* Short problem: Print every record below exactly as written.

* Supplied material:
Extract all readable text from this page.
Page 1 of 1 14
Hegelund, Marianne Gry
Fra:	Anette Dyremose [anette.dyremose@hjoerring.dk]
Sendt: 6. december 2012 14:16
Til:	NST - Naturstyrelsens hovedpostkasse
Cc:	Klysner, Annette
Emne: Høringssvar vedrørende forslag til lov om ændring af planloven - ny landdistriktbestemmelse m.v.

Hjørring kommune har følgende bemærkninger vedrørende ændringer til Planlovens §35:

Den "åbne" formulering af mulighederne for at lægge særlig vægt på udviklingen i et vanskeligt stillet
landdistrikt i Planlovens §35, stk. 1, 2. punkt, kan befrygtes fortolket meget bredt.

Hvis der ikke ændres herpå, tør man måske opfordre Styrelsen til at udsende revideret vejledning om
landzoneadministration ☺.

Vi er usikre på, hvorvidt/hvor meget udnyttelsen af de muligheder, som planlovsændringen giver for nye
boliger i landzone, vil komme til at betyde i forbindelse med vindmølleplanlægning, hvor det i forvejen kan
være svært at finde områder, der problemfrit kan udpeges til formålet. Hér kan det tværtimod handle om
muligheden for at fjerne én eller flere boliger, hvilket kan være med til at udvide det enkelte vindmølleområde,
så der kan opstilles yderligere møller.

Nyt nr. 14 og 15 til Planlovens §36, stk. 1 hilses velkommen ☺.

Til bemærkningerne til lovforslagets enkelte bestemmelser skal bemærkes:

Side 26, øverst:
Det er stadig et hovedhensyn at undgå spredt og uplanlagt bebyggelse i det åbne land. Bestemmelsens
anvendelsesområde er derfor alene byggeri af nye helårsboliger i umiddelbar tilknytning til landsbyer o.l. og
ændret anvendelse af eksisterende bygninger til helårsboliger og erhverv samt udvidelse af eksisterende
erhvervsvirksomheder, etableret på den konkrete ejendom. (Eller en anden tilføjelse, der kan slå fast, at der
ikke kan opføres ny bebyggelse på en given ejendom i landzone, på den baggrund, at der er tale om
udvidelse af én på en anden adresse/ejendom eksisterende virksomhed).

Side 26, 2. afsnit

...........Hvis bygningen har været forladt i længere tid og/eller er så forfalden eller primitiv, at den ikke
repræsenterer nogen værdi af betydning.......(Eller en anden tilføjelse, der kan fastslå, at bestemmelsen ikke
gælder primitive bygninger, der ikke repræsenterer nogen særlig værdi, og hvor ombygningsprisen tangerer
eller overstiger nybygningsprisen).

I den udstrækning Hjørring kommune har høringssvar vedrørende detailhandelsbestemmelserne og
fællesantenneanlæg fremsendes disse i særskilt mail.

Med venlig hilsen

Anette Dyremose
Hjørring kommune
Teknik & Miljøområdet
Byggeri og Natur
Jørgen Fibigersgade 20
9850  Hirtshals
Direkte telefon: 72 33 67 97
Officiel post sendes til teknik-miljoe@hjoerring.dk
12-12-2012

* Solution to this problem:
Extract all readable text from this page.
Page 1 of 1 14
Hegelund, Marianne Gry
Fra:	Anette Dyremose [anette.dyremose@hjoerring.dk]
Sendt: 6. december 2012 14:16
Til:	NST - Naturstyrelsens hovedpostkasse
Cc:	Klysner, Annette
Emne: Høringssvar vedrørende forslag til lov om ændring af planloven - ny landdistriktbestemmelse m.v.

Hjørring kommune har følgende bemærkninger vedrørende ændringer til Planlovens §35:

Den "åbne" formulering af mulighederne for at lægge særlig vægt på udviklingen i et vanskeligt stillet
landdistrikt i Planlovens §35, stk. 1, 2. punkt, kan befrygtes fortolket meget bredt.

Hvis der ikke ændres herpå, tør man måske opfordre Styrelsen til at udsende revideret vejledning om
landzoneadministration ☺.

Vi er usikre på, hvorvidt/hvor meget udnyttelsen af de muligheder, som planlovsændringen giver for nye
boliger i landzone, vil komme til at betyde i forbindelse med vindmølleplanlægning, hvor det i forvejen kan
være svært at finde områder, der problemfrit kan udpeges til formålet. Hér kan det tværtimod handle om
muligheden for at fjerne én eller flere boliger, hvilket kan være med til at udvide det enkelte vindmølleområde,
så der kan opstilles yderligere møller.

Nyt nr. 14 og 15 til Planlovens §36, stk. 1 hilses velkommen ☺.

Til bemærkningerne til lovforslagets enkelte bestemmelser skal bemærkes:

Side 26, øverst:
Det er stadig et hovedhensyn at undgå spredt og uplanlagt bebyggelse i det åbne land. Bestemmelsens
anvendelsesområde er derfor alene byggeri af nye helårsboliger i umiddelbar tilknytning til landsbyer o.l. og
ændret anvendelse af eksisterende bygninger til helårsboliger og erhverv samt udvidelse af eksisterende
erhvervsvirksomheder, etableret på den konkrete ejendom. (Eller en anden tilføjelse, der kan slå fast, at der
ikke kan opføres ny bebyggelse på en given ejendom i landzone, på den baggrund, at der er tale om
udvidelse af én på en anden adresse/ejendom eksisterende virksomhed).

Side 26, 2. afsnit

...........Hvis bygningen har været forladt i længere tid og/eller er så forfalden eller primitiv, at den ikke
repræsenterer nogen værdi af betydning.......(Eller en anden tilføjelse, der kan fastslå, at bestemmelsen ikke
gælder primitive bygninger, der ikke repræsenterer nogen særlig værdi, og hvor ombygningsprisen tangerer
eller overstiger nybygningsprisen).

I den udstrækning Hjørring kommune har høringssvar vedrørende detailhandelsbestemmelserne og
fællesantenneanlæg fremsendes disse i særskilt mail.

Med venlig hilsen

Anette Dyremose
Hjørring kommune
Teknik & Miljøområdet
Byggeri og Natur
Jørgen Fibigersgade 20
9850  Hirtshals
Direkte telefon: 72 33 67 97
Officiel post sendes til teknik-miljoe@hjoerring.dk
12-12-2012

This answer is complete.